→ **Requirements**
Search the listing below for "years". Copy each matching line.

[Dataset entries]

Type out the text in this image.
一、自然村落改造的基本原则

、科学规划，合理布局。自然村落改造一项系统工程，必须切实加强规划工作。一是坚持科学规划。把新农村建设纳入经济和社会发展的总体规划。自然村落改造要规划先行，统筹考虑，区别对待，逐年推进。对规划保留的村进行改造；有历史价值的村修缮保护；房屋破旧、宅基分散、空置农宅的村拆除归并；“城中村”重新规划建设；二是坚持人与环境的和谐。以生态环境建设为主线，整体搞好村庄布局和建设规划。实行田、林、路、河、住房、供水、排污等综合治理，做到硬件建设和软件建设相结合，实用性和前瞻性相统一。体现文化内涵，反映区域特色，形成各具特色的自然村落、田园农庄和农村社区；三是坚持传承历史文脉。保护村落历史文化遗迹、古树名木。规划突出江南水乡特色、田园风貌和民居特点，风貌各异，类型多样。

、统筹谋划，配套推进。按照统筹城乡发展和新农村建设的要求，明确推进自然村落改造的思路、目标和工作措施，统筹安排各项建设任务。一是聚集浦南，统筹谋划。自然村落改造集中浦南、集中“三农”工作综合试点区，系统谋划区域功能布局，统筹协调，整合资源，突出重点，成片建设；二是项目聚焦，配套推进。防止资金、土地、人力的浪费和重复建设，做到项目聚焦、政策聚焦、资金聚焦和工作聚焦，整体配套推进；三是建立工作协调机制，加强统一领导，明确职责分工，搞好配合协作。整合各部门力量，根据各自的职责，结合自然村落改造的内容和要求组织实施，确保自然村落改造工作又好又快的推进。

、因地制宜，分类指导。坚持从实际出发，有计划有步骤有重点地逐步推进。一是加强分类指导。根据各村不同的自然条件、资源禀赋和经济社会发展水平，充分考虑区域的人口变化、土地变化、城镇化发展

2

==

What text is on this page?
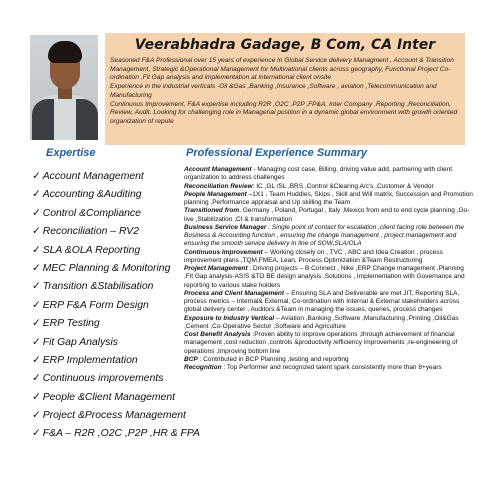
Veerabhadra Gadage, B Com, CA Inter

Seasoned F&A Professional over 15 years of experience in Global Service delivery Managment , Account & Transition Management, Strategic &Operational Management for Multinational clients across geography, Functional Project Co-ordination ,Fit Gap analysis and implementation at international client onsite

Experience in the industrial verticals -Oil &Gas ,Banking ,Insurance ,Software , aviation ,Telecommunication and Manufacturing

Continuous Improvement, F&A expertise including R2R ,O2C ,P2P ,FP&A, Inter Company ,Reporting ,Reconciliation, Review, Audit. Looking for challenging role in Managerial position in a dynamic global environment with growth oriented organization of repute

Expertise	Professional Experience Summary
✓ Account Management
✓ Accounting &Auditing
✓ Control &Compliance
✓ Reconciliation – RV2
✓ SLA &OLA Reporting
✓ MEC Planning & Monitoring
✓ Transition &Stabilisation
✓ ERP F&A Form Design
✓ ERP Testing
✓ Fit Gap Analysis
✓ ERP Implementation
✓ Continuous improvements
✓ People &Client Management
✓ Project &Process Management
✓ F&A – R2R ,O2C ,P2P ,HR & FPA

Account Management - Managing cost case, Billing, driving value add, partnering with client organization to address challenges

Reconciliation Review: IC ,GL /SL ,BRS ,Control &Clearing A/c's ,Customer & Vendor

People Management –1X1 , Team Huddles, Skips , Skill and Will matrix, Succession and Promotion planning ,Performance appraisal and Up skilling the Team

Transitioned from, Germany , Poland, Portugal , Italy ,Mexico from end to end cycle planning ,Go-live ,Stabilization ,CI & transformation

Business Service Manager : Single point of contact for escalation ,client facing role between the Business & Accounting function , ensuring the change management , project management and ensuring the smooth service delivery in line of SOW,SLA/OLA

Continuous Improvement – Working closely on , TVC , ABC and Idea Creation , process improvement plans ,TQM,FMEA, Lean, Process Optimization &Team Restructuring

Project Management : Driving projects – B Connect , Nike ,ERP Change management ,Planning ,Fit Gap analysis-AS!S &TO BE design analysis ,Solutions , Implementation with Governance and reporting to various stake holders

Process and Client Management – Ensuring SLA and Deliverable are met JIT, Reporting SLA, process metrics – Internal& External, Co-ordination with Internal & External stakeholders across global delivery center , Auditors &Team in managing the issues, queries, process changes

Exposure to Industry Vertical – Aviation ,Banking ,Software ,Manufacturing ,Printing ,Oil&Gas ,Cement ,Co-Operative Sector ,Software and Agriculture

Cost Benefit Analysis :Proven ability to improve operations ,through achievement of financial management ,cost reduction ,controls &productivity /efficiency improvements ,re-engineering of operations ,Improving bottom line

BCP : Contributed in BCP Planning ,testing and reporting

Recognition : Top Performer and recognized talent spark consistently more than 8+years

→ **Exercise answer**
Seasoned F&A Professional over 15 years of experience in Global Service delivery Managment , Account & Transition Management, Strategic &Operational Management for Multinational clients across geography, Functional Project Co-ordination ,Fit Gap analysis and implementation at international client onsite
Recognition : Top Performer and recognized talent spark consistently more than 8+years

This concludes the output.